===== Dataset entries

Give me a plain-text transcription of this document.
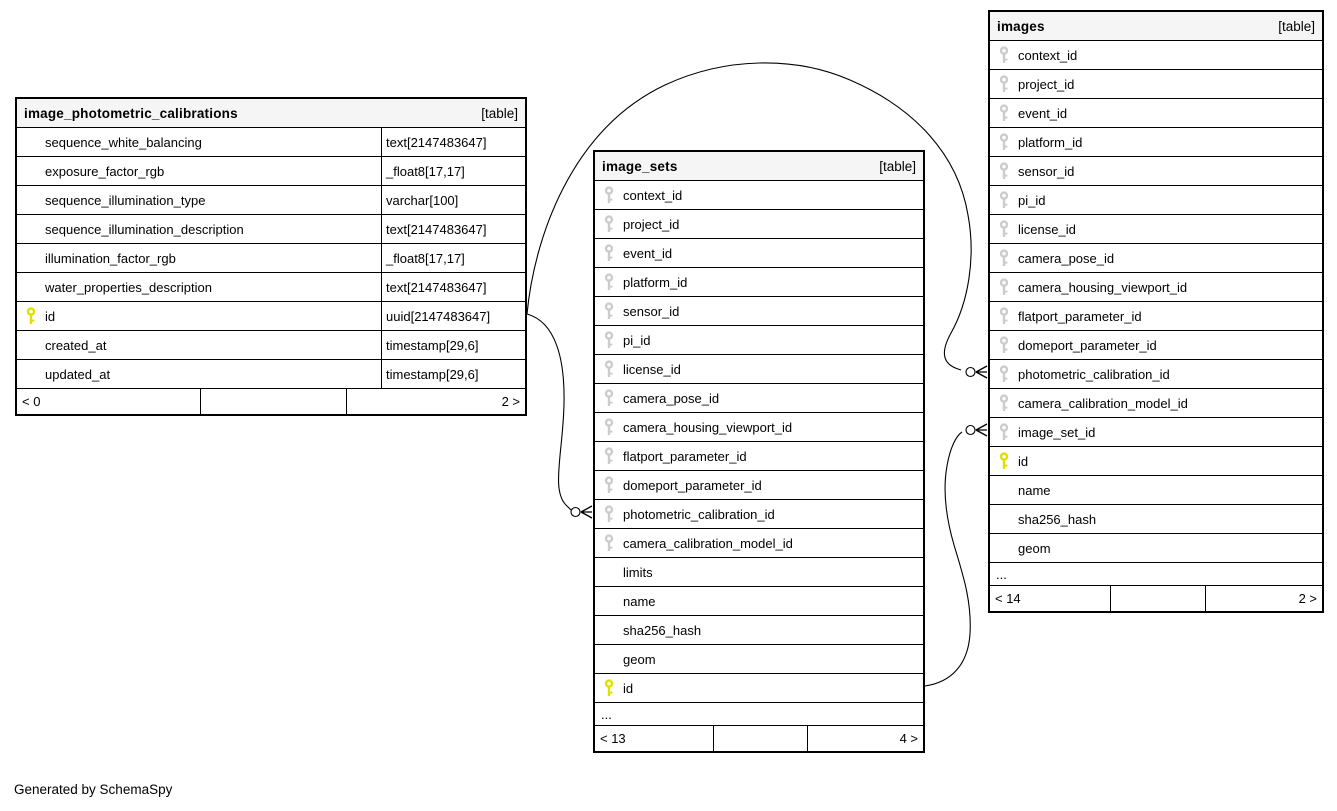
image_photometric_calibrations	[table]
sequence_white_balancing	text[2147483647]
exposure_factor_rgb	_float8[17,17]
sequence_illumination_type	varchar[100]
sequence_illumination_description	text[2147483647]
illumination_factor_rgb	_float8[17,17]
water_properties_description	text[2147483647]
id	uuid[2147483647]
created_at	timestamp[29,6]
updated_at	timestamp[29,6]
< 0	2 >
image_sets	[table]
context_id
project_id
event_id
platform_id
sensor_id
pi_id
license_id
camera_pose_id
camera_housing_viewport_id
flatport_parameter_id
domeport_parameter_id
photometric_calibration_id
camera_calibration_model_id
limits
name
sha256_hash
geom
id
...
< 13	4 >
images	[table]
context_id
project_id
event_id
platform_id
sensor_id
pi_id
license_id
camera_pose_id
camera_housing_viewport_id
flatport_parameter_id
domeport_parameter_id
photometric_calibration_id
camera_calibration_model_id
image_set_id
id
name
sha256_hash
geom
...
< 14	2 >
Generated by SchemaSpy
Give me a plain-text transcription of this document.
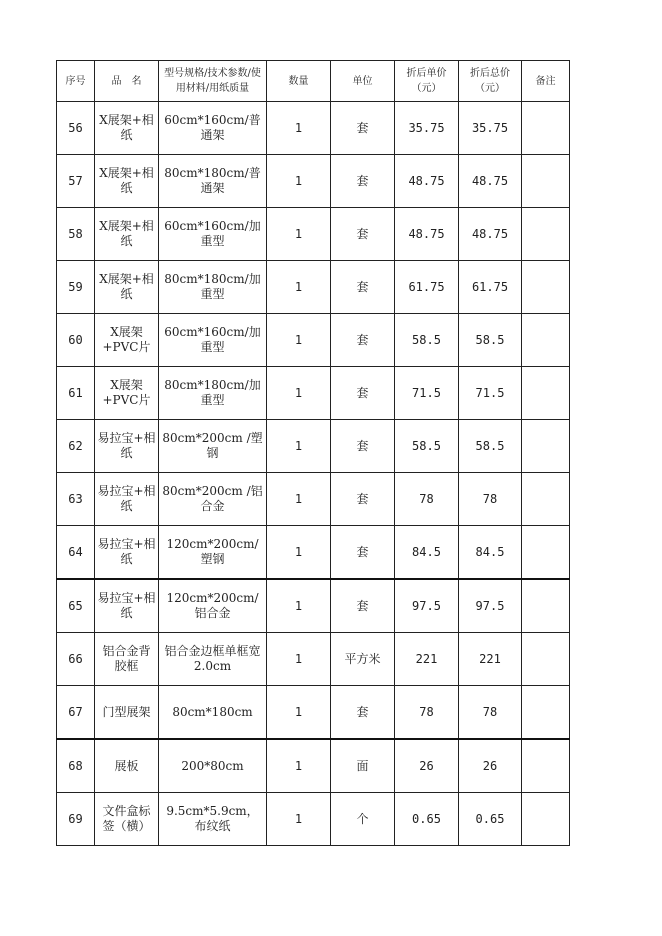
序号	品　名	型号规格/技术参数/使用材料/用纸质量	数量	单位	折后单价（元）	折后总价（元）	备注
56	X展架+相纸	60cm*160cm/普通架	1	套	35.75	35.75	
57	X展架+相纸	80cm*180cm/普通架	1	套	48.75	48.75	
58	X展架+相纸	60cm*160cm/加重型	1	套	48.75	48.75	
59	X展架+相纸	80cm*180cm/加重型	1	套	61.75	61.75	
60	X展架+PVC片	60cm*160cm/加重型	1	套	58.5	58.5	
61	X展架+PVC片	80cm*180cm/加重型	1	套	71.5	71.5	
62	易拉宝+相纸	80cm*200cm /塑钢	1	套	58.5	58.5	
63	易拉宝+相纸	80cm*200cm /铝合金	1	套	78	78	
64	易拉宝+相纸	120cm*200cm/塑钢	1	套	84.5	84.5	
65	易拉宝+相纸	120cm*200cm/铝合金	1	套	97.5	97.5	
66	铝合金背胶框	铝合金边框单框宽2.0cm	1	平方米	221	221	
67	门型展架	80cm*180cm	1	套	78	78	
68	展板	200*80cm	1	面	26	26	
69	文件盒标签（横）	9.5cm*5.9cm，布纹纸	1	个	0.65	0.65	
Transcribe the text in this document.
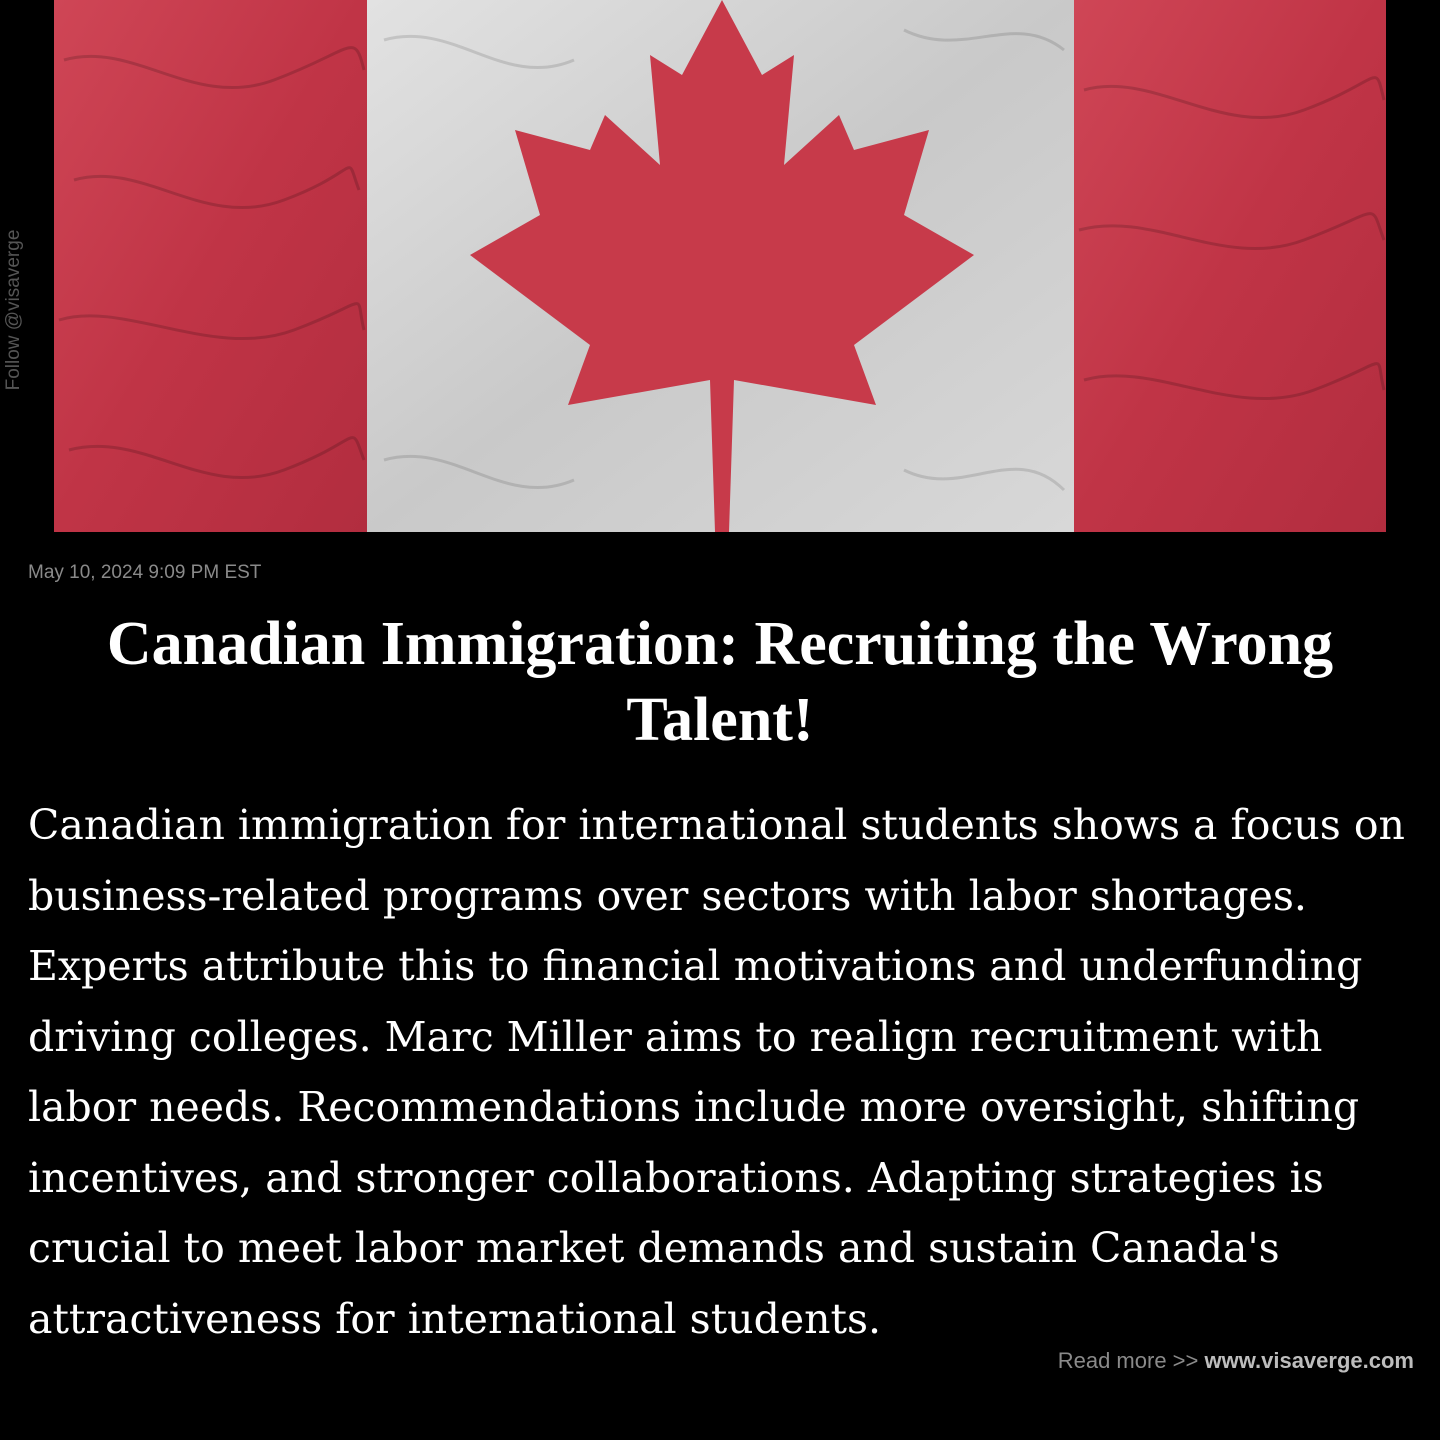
Follow @visaverge
May 10, 2024 9:09 PM EST
Canadian Immigration: Recruiting the Wrong Talent!

Canadian immigration for international students shows a focus on business-related programs over sectors with labor shortages. Experts attribute this to financial motivations and underfunding driving colleges. Marc Miller aims to realign recruitment with labor needs. Recommendations include more oversight, shifting incentives, and stronger collaborations. Adapting strategies is crucial to meet labor market demands and sustain Canada's attractiveness for international students.

Read more >> www.visaverge.com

==========

Stated goal: Nothing in the entries above should change when they are printed again, except that the pictures are dropped.

Full solution:
Give me a plain-text transcription of this document.
image_photometric_calibrations	[table]
sequence_white_balancing	text[2147483647]
exposure_factor_rgb	_float8[17,17]
sequence_illumination_type	varchar[100]
sequence_illumination_description	text[2147483647]
illumination_factor_rgb	_float8[17,17]
water_properties_description	text[2147483647]
id	uuid[2147483647]
created_at	timestamp[29,6]
updated_at	timestamp[29,6]
< 0	2 >
image_sets	[table]
context_id
project_id
event_id
platform_id
sensor_id
pi_id
license_id
camera_pose_id
camera_housing_viewport_id
flatport_parameter_id
domeport_parameter_id
photometric_calibration_id
camera_calibration_model_id
limits
name
sha256_hash
geom
id
...
< 13	4 >
images	[table]
context_id
project_id
event_id
platform_id
sensor_id
pi_id
license_id
camera_pose_id
camera_housing_viewport_id
flatport_parameter_id
domeport_parameter_id
photometric_calibration_id
camera_calibration_model_id
image_set_id
id
name
sha256_hash
geom
...
< 14	2 >
Generated by SchemaSpy
Give me a plain-text transcription of this document.
序号	品　名	型号规格/技术参数/使用材料/用纸质量	数量	单位	折后单价（元）	折后总价（元）	备注
56	X展架+相纸	60cm*160cm/普通架	1	套	35.75	35.75	
57	X展架+相纸	80cm*180cm/普通架	1	套	48.75	48.75	
58	X展架+相纸	60cm*160cm/加重型	1	套	48.75	48.75	
59	X展架+相纸	80cm*180cm/加重型	1	套	61.75	61.75	
60	X展架+PVC片	60cm*160cm/加重型	1	套	58.5	58.5	
61	X展架+PVC片	80cm*180cm/加重型	1	套	71.5	71.5	
62	易拉宝+相纸	80cm*200cm /塑钢	1	套	58.5	58.5	
63	易拉宝+相纸	80cm*200cm /铝合金	1	套	78	78	
64	易拉宝+相纸	120cm*200cm/塑钢	1	套	84.5	84.5	
65	易拉宝+相纸	120cm*200cm/铝合金	1	套	97.5	97.5	
66	铝合金背胶框	铝合金边框单框宽2.0cm	1	平方米	221	221	
67	门型展架	80cm*180cm	1	套	78	78	
68	展板	200*80cm	1	面	26	26	
69	文件盒标签（横）	9.5cm*5.9cm，布纹纸	1	个	0.65	0.65	
Transcribe the text in this document.
Follow @visaverge
May 10, 2024 9:09 PM EST
Canadian Immigration: Recruiting the Wrong Talent!

Canadian immigration for international students shows a focus on business-related programs over sectors with labor shortages. Experts attribute this to financial motivations and underfunding driving colleges. Marc Miller aims to realign recruitment with labor needs. Recommendations include more oversight, shifting incentives, and stronger collaborations. Adapting strategies is crucial to meet labor market demands and sustain Canada's attractiveness for international students.

Read more >> www.visaverge.com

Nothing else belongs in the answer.